(Part of a data file)
[start]
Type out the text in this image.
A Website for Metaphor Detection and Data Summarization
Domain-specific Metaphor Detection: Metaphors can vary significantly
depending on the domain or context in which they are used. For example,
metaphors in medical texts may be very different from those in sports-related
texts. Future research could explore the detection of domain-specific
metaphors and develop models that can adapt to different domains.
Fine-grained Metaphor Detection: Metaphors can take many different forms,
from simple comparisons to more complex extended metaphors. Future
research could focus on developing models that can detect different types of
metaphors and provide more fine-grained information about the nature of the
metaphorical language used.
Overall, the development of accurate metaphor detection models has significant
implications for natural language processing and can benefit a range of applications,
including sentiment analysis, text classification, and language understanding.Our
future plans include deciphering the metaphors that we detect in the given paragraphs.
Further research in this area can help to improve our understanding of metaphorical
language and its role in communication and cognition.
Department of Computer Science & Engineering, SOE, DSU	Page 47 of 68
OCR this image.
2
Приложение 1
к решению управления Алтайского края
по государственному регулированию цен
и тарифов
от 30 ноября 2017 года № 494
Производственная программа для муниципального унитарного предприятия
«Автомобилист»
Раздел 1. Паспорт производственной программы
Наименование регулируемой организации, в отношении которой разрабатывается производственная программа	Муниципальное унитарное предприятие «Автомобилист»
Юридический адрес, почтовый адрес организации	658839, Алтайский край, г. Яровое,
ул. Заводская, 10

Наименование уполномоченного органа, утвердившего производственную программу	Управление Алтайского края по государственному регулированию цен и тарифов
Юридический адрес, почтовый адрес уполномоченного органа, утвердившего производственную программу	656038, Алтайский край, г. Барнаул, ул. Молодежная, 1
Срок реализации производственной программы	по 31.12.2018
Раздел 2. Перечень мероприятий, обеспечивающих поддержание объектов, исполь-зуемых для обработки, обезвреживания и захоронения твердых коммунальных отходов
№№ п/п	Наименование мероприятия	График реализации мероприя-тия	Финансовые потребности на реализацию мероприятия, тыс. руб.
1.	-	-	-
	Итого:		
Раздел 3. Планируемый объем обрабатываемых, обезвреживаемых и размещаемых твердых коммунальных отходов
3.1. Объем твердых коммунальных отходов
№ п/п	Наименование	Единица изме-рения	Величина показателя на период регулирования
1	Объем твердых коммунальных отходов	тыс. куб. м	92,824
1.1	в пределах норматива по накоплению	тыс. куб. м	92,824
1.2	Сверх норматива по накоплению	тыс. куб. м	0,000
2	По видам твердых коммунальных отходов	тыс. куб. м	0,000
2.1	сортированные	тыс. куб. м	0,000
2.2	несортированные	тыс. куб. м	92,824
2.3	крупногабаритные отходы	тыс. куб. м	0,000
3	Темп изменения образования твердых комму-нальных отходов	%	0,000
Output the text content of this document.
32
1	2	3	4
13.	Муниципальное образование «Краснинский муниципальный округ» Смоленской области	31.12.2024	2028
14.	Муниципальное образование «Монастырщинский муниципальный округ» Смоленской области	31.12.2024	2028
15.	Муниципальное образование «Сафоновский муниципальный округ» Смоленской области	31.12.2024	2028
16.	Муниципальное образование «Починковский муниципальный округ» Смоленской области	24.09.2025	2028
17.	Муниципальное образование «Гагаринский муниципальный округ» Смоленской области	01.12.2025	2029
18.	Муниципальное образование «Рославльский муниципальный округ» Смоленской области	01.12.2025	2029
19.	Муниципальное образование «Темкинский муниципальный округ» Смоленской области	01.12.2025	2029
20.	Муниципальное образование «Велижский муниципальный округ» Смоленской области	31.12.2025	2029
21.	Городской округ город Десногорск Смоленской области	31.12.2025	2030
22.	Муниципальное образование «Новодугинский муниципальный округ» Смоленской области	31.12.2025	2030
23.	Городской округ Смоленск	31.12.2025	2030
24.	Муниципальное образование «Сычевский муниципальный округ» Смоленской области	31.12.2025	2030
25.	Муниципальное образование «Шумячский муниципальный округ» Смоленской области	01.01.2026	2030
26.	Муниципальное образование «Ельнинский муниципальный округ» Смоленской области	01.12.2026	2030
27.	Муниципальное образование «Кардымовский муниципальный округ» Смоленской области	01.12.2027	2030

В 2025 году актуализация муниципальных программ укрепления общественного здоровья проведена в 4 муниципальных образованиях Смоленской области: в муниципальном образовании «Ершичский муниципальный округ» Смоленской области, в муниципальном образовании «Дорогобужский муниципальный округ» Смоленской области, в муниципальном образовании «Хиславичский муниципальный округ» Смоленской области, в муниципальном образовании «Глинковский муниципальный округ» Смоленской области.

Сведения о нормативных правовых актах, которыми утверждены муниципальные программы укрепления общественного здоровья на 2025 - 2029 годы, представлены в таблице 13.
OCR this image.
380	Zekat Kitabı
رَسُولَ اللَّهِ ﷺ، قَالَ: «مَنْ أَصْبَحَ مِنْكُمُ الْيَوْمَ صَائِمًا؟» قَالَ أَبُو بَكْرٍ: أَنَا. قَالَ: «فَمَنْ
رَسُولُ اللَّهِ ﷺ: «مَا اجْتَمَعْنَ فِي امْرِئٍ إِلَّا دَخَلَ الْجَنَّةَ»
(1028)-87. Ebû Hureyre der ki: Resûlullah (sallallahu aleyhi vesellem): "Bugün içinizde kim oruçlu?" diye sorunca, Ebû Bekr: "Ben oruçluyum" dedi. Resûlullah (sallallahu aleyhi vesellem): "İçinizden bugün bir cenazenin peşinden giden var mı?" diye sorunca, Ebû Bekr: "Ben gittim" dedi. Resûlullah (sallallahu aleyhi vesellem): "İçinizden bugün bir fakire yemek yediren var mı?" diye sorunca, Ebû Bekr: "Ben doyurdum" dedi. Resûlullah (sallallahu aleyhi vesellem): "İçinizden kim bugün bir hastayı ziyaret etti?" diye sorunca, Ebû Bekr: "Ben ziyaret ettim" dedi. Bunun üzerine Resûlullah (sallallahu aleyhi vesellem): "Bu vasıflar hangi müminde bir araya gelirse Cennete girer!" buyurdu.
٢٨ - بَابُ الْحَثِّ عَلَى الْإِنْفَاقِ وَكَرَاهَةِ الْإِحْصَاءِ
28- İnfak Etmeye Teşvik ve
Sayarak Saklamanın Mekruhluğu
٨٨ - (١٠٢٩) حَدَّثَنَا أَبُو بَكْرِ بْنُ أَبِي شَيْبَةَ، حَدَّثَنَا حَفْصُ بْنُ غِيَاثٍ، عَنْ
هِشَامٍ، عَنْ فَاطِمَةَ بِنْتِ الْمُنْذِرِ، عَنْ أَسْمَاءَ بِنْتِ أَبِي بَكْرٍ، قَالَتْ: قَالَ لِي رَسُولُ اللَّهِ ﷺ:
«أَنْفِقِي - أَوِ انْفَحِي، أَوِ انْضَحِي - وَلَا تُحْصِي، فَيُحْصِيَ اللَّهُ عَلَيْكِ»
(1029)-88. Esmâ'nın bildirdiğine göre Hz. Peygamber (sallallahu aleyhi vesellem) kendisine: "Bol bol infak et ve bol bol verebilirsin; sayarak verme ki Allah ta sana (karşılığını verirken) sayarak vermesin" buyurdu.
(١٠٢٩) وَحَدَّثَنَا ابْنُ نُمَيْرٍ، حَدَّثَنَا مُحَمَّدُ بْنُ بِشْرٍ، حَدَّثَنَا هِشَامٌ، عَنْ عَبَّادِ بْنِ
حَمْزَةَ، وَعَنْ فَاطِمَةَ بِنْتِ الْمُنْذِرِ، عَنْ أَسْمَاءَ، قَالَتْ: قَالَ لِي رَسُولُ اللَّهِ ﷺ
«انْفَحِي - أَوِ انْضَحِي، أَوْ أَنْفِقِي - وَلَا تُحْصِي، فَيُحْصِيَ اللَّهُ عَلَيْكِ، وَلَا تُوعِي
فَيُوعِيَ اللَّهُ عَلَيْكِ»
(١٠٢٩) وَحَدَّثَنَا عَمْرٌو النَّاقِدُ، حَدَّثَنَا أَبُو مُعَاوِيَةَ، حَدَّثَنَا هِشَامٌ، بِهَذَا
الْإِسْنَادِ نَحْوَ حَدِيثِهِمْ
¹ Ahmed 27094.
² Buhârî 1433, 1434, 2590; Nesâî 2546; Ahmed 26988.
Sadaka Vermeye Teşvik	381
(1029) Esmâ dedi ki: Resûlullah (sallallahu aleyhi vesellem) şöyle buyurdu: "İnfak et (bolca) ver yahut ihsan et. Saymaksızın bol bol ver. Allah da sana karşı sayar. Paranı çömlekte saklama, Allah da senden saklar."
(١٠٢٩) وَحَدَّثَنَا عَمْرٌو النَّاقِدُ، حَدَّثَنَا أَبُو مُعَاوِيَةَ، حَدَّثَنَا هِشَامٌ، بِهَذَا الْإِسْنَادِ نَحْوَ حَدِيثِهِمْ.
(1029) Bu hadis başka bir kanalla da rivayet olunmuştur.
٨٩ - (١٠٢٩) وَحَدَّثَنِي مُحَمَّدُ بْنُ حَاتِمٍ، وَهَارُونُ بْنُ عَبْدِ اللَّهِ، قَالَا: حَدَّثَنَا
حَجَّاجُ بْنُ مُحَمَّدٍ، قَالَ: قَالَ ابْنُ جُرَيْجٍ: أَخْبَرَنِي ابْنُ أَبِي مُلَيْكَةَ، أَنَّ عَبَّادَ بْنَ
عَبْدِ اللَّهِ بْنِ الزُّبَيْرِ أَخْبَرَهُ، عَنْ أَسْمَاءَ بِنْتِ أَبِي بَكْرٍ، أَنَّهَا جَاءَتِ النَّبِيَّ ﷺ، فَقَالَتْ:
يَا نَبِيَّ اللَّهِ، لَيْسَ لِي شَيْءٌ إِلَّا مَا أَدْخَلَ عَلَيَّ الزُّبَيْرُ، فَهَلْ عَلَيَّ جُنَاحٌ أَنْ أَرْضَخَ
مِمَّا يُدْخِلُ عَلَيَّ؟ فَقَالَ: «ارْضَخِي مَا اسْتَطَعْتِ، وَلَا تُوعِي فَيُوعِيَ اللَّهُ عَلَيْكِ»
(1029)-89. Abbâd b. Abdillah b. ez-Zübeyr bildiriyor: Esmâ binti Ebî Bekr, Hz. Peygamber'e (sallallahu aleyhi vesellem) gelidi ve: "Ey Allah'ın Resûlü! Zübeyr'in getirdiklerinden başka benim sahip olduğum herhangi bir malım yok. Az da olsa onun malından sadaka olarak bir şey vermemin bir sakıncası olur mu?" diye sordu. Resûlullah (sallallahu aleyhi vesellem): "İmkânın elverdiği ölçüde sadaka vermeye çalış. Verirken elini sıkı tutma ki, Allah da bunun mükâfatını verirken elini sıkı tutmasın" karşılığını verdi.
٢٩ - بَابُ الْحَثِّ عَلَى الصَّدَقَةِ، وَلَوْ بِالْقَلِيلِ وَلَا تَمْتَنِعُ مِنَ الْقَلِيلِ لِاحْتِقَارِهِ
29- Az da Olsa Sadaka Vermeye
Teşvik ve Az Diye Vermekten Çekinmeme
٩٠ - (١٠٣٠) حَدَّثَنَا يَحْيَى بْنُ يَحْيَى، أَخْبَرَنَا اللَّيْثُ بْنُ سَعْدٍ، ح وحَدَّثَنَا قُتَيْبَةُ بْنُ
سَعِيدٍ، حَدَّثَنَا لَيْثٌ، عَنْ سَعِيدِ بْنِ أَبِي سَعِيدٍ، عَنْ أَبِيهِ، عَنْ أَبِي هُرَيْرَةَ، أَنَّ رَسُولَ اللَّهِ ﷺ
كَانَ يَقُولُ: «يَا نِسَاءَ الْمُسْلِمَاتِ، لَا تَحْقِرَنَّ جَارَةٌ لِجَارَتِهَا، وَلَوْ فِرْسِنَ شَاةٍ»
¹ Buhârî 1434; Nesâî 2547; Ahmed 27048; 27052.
[end]
- WRITTEN TASK -
Find the lines holding "more" and list every one.

- PROBLEM SOLUTION -
from simple comparisons to more complex extended metaphors. Future
metaphors and provide more fine-grained information about the nature of the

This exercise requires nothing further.